## DATA TO PROCESS

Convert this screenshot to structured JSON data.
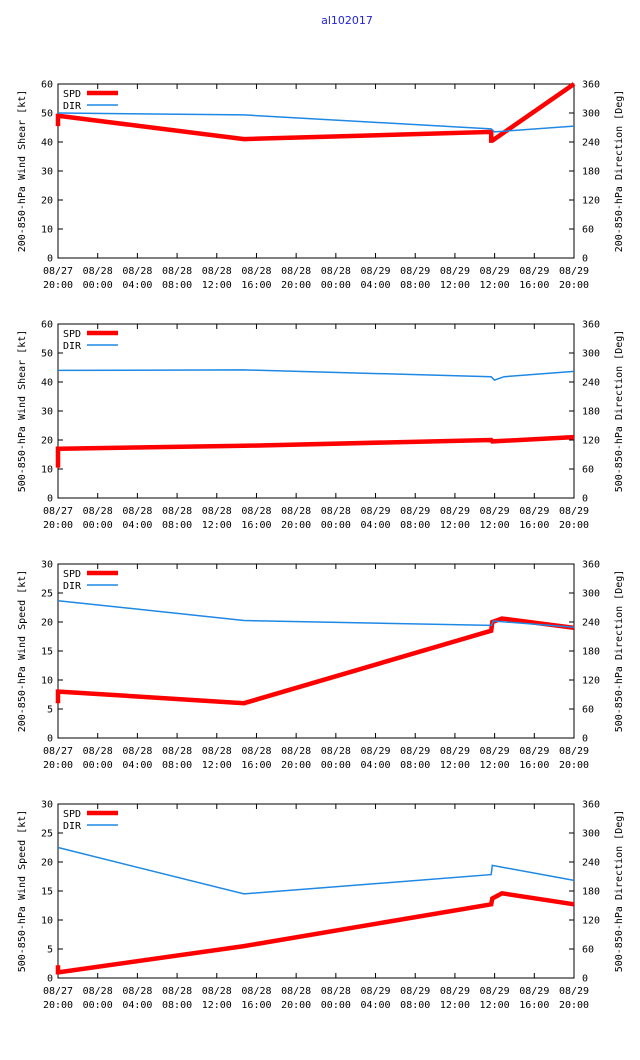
{
  "page_title": "al102017",
  "colors": {
    "title": "#2222dd",
    "spd": "#ff0000",
    "dir": "#1e88e5",
    "axis": "#000000"
  },
  "chart_data": [
    {
      "type": "line",
      "ylabel_left": "200-850-hPa Wind Shear [kt]",
      "ylabel_right": "200-850-hPa Direction [Deg]",
      "ylim_left": [
        0,
        60
      ],
      "yticks_left": [
        "0",
        "10",
        "20",
        "30",
        "40",
        "50",
        "60"
      ],
      "ylim_right": [
        0,
        360
      ],
      "yticks_right": [
        "0",
        "60",
        "120",
        "180",
        "240",
        "300",
        "360"
      ],
      "xlim": [
        0,
        48
      ],
      "xticks_top": [
        "08/27",
        "08/28",
        "08/28",
        "08/28",
        "08/28",
        "08/28",
        "08/28",
        "08/28",
        "08/29",
        "08/29",
        "08/29",
        "08/29",
        "08/29",
        "08/29"
      ],
      "xticks_bottom": [
        "20:00",
        "00:00",
        "04:00",
        "08:00",
        "12:00",
        "16:00",
        "20:00",
        "00:00",
        "04:00",
        "08:00",
        "12:00",
        "12:00",
        "16:00",
        "20:00"
      ],
      "legend": [
        "SPD",
        "DIR"
      ],
      "series": [
        {
          "name": "SPD",
          "axis": "left",
          "x": [
            0,
            0,
            0.1,
            17.3,
            40.3,
            40.3,
            40.4,
            48
          ],
          "y": [
            45.5,
            49,
            49,
            41,
            43.5,
            40.5,
            40.5,
            60
          ]
        },
        {
          "name": "DIR",
          "axis": "right",
          "x": [
            0,
            17.3,
            40.3,
            40.6,
            48
          ],
          "y": [
            300,
            296,
            267,
            261,
            273
          ]
        }
      ]
    },
    {
      "type": "line",
      "ylabel_left": "500-850-hPa Wind Shear [kt]",
      "ylabel_right": "500-850-hPa Direction [Deg]",
      "ylim_left": [
        0,
        60
      ],
      "yticks_left": [
        "0",
        "10",
        "20",
        "30",
        "40",
        "50",
        "60"
      ],
      "ylim_right": [
        0,
        360
      ],
      "yticks_right": [
        "0",
        "60",
        "120",
        "180",
        "240",
        "300",
        "360"
      ],
      "xlim": [
        0,
        48
      ],
      "xticks_top": [
        "08/27",
        "08/28",
        "08/28",
        "08/28",
        "08/28",
        "08/28",
        "08/28",
        "08/28",
        "08/29",
        "08/29",
        "08/29",
        "08/29",
        "08/29",
        "08/29"
      ],
      "xticks_bottom": [
        "20:00",
        "00:00",
        "04:00",
        "08:00",
        "12:00",
        "16:00",
        "20:00",
        "00:00",
        "04:00",
        "08:00",
        "12:00",
        "12:00",
        "16:00",
        "20:00"
      ],
      "legend": [
        "SPD",
        "DIR"
      ],
      "series": [
        {
          "name": "SPD",
          "axis": "left",
          "x": [
            0,
            0,
            0.1,
            17.3,
            40.3,
            40.4,
            48
          ],
          "y": [
            10.5,
            17,
            17,
            18,
            20,
            19.5,
            21
          ]
        },
        {
          "name": "DIR",
          "axis": "right",
          "x": [
            0,
            17.3,
            40.3,
            40.6,
            41.5,
            48
          ],
          "y": [
            264,
            265,
            251,
            244,
            251,
            262
          ]
        }
      ]
    },
    {
      "type": "line",
      "ylabel_left": "200-850-hPa Wind Speed [kt]",
      "ylabel_right": "500-850-hPa Direction [Deg]",
      "ylim_left": [
        0,
        30
      ],
      "yticks_left": [
        "0",
        "5",
        "10",
        "15",
        "20",
        "25",
        "30"
      ],
      "ylim_right": [
        0,
        360
      ],
      "yticks_right": [
        "0",
        "60",
        "120",
        "180",
        "240",
        "300",
        "360"
      ],
      "xlim": [
        0,
        48
      ],
      "xticks_top": [
        "08/27",
        "08/28",
        "08/28",
        "08/28",
        "08/28",
        "08/28",
        "08/28",
        "08/28",
        "08/29",
        "08/29",
        "08/29",
        "08/29",
        "08/29",
        "08/29"
      ],
      "xticks_bottom": [
        "20:00",
        "00:00",
        "04:00",
        "08:00",
        "12:00",
        "16:00",
        "20:00",
        "00:00",
        "04:00",
        "08:00",
        "12:00",
        "12:00",
        "16:00",
        "20:00"
      ],
      "legend": [
        "SPD",
        "DIR"
      ],
      "series": [
        {
          "name": "SPD",
          "axis": "left",
          "x": [
            0,
            0,
            0.1,
            17.3,
            40.3,
            40.4,
            41.3,
            48
          ],
          "y": [
            6,
            8,
            8,
            6,
            18.5,
            20,
            20.6,
            19
          ]
        },
        {
          "name": "DIR",
          "axis": "right",
          "x": [
            0,
            17.3,
            40.3,
            40.5,
            48
          ],
          "y": [
            284,
            243,
            233,
            242,
            229
          ]
        }
      ]
    },
    {
      "type": "line",
      "ylabel_left": "500-850-hPa Wind Speed [kt]",
      "ylabel_right": "500-850-hPa Direction [Deg]",
      "ylim_left": [
        0,
        30
      ],
      "yticks_left": [
        "0",
        "5",
        "10",
        "15",
        "20",
        "25",
        "30"
      ],
      "ylim_right": [
        0,
        360
      ],
      "yticks_right": [
        "0",
        "60",
        "120",
        "180",
        "240",
        "300",
        "360"
      ],
      "xlim": [
        0,
        48
      ],
      "xticks_top": [
        "08/27",
        "08/28",
        "08/28",
        "08/28",
        "08/28",
        "08/28",
        "08/28",
        "08/28",
        "08/29",
        "08/29",
        "08/29",
        "08/29",
        "08/29",
        "08/29"
      ],
      "xticks_bottom": [
        "20:00",
        "00:00",
        "04:00",
        "08:00",
        "12:00",
        "16:00",
        "20:00",
        "00:00",
        "04:00",
        "08:00",
        "12:00",
        "12:00",
        "16:00",
        "20:00"
      ],
      "legend": [
        "SPD",
        "DIR"
      ],
      "series": [
        {
          "name": "SPD",
          "axis": "left",
          "x": [
            0,
            0,
            0.1,
            17.3,
            40.3,
            40.4,
            41.3,
            48
          ],
          "y": [
            2.2,
            1,
            1,
            5.5,
            12.7,
            13.7,
            14.6,
            12.7
          ]
        },
        {
          "name": "DIR",
          "axis": "right",
          "x": [
            0,
            17.3,
            40.3,
            40.4,
            48
          ],
          "y": [
            270,
            174,
            214,
            233,
            202
          ]
        }
      ]
    }
  ]
}
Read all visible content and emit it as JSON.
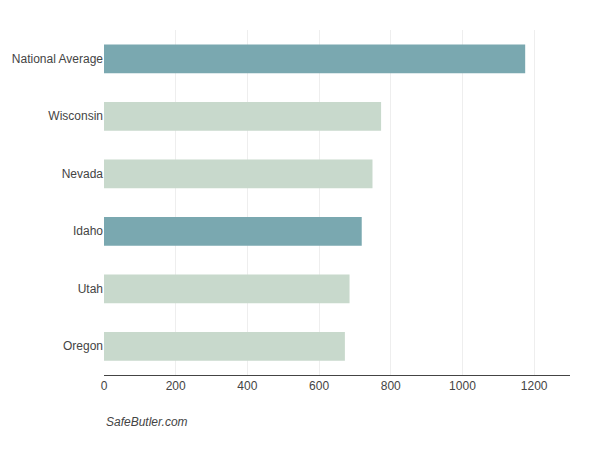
{
  "chart_data": {
    "type": "bar",
    "orientation": "horizontal",
    "categories": [
      "Oregon",
      "Utah",
      "Idaho",
      "Nevada",
      "Wisconsin",
      "National Average"
    ],
    "values": [
      672,
      685,
      719,
      749,
      773,
      1175
    ],
    "colors": [
      "#c8d9cc",
      "#c8d9cc",
      "#7aa8b0",
      "#c8d9cc",
      "#c8d9cc",
      "#7aa8b0"
    ],
    "xlim": [
      0,
      1300
    ],
    "xticks": [
      0,
      200,
      400,
      600,
      800,
      1000,
      1200
    ],
    "grid": true,
    "annotations": [
      "SafeButler.com"
    ]
  }
}
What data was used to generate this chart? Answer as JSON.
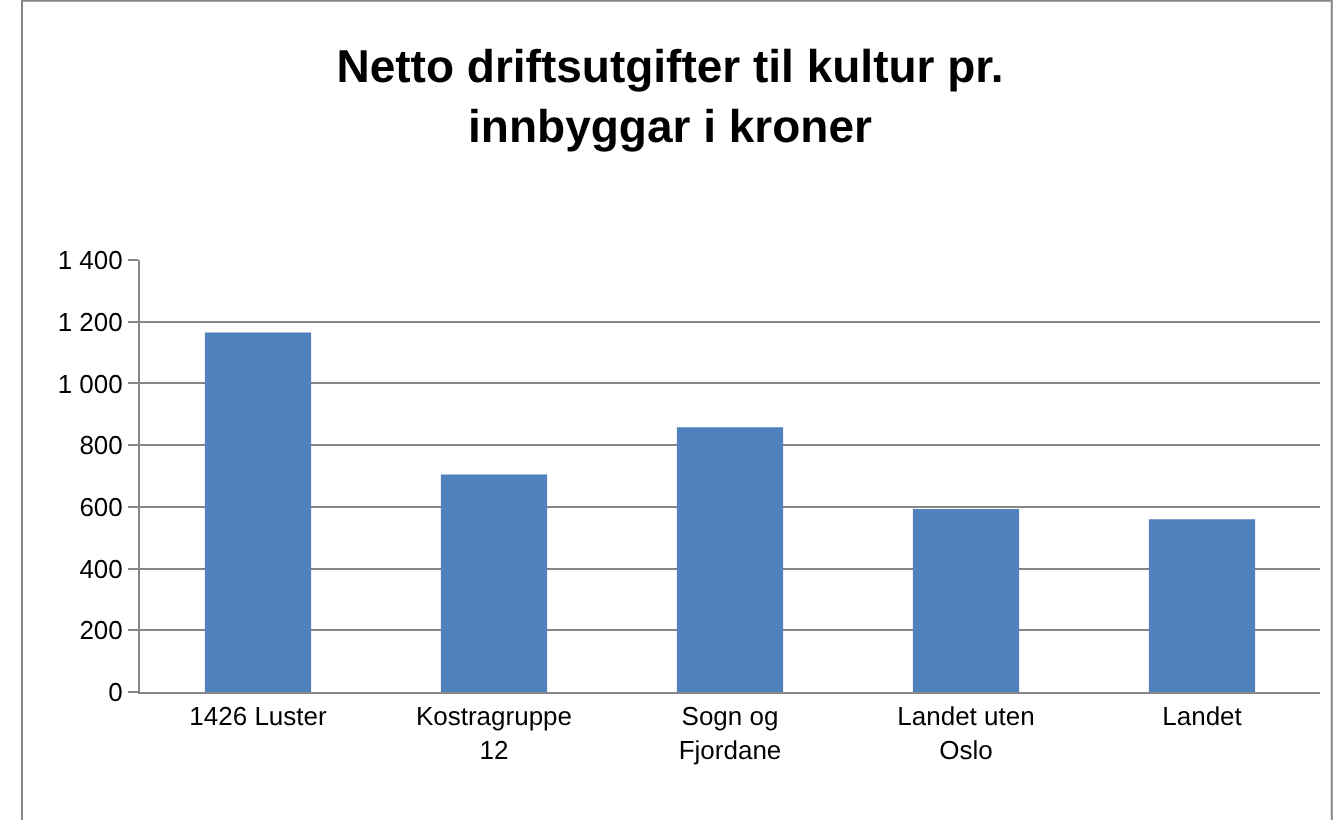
{
  "chart_data": {
    "type": "bar",
    "title": "Netto driftsutgifter til kultur pr. innbyggar i kroner",
    "categories": [
      "1426 Luster",
      "Kostragruppe 12",
      "Sogn og Fjordane",
      "Landet uten Oslo",
      "Landet"
    ],
    "values": [
      1165,
      705,
      858,
      593,
      560
    ],
    "color": "#4f81bd",
    "ylim": [
      0,
      1400
    ],
    "yticks": [
      0,
      200,
      400,
      600,
      800,
      {
        "value": 1000,
        "label": "1 000"
      },
      {
        "value": 1200,
        "label": "1 200"
      },
      {
        "value": 1400,
        "label": "1 400"
      }
    ],
    "grid": "y"
  }
}
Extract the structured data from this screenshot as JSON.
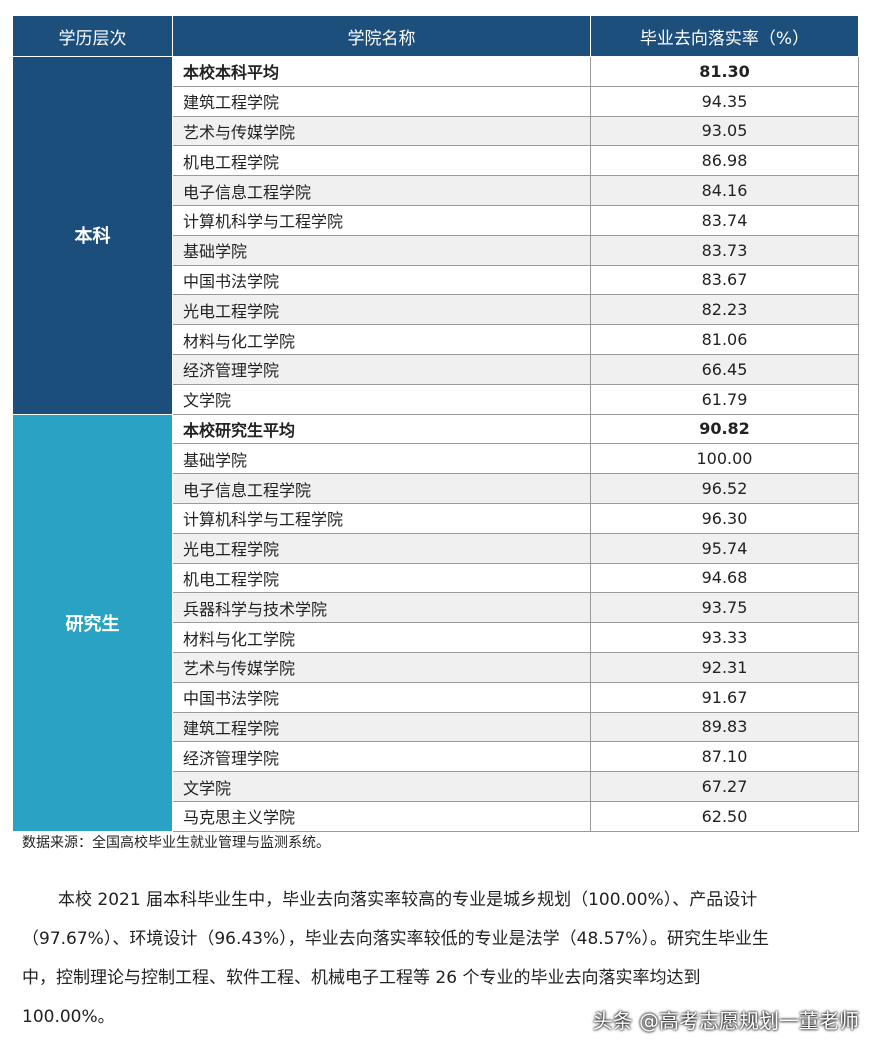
{
  "table": {
    "header": [
      "学历层次",
      "学院名称",
      "毕业去向落实率（%）"
    ],
    "groups": [
      {
        "level": "本科",
        "rows": [
          [
            "本校本科平均",
            "81.30"
          ],
          [
            "建筑工程学院",
            "94.35"
          ],
          [
            "艺术与传媒学院",
            "93.05"
          ],
          [
            "机电工程学院",
            "86.98"
          ],
          [
            "电子信息工程学院",
            "84.16"
          ],
          [
            "计算机科学与工程学院",
            "83.74"
          ],
          [
            "基础学院",
            "83.73"
          ],
          [
            "中国书法学院",
            "83.67"
          ],
          [
            "光电工程学院",
            "82.23"
          ],
          [
            "材料与化工学院",
            "81.06"
          ],
          [
            "经济管理学院",
            "66.45"
          ],
          [
            "文学院",
            "61.79"
          ]
        ]
      },
      {
        "level": "研究生",
        "rows": [
          [
            "本校研究生平均",
            "90.82"
          ],
          [
            "基础学院",
            "100.00"
          ],
          [
            "电子信息工程学院",
            "96.52"
          ],
          [
            "计算机科学与工程学院",
            "96.30"
          ],
          [
            "光电工程学院",
            "95.74"
          ],
          [
            "机电工程学院",
            "94.68"
          ],
          [
            "兵器科学与技术学院",
            "93.75"
          ],
          [
            "材料与化工学院",
            "93.33"
          ],
          [
            "艺术与传媒学院",
            "92.31"
          ],
          [
            "中国书法学院",
            "91.67"
          ],
          [
            "建筑工程学院",
            "89.83"
          ],
          [
            "经济管理学院",
            "87.10"
          ],
          [
            "文学院",
            "67.27"
          ],
          [
            "马克思主义学院",
            "62.50"
          ]
        ]
      }
    ],
    "source": "数据来源：全国高校毕业生就业管理与监测系统。"
  },
  "paragraph": [
    "本校 2021 届本科毕业生中，毕业去向落实率较高的专业是城乡规划（100.00%）、产品设计",
    "（97.67%）、环境设计（96.43%），毕业去向落实率较低的专业是法学（48.57%）。研究生毕业生",
    "中，控制理论与控制工程、软件工程、机械电子工程等 26 个专业的毕业去向落实率均达到",
    "100.00%。"
  ],
  "watermark": "头条 @高考志愿规划一董老师"
}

## TASK TO COMPLETE
Check each line above for the word "JSON" and give the number of lines that have it, nothing else.

## PROBLEM SOLUTION
4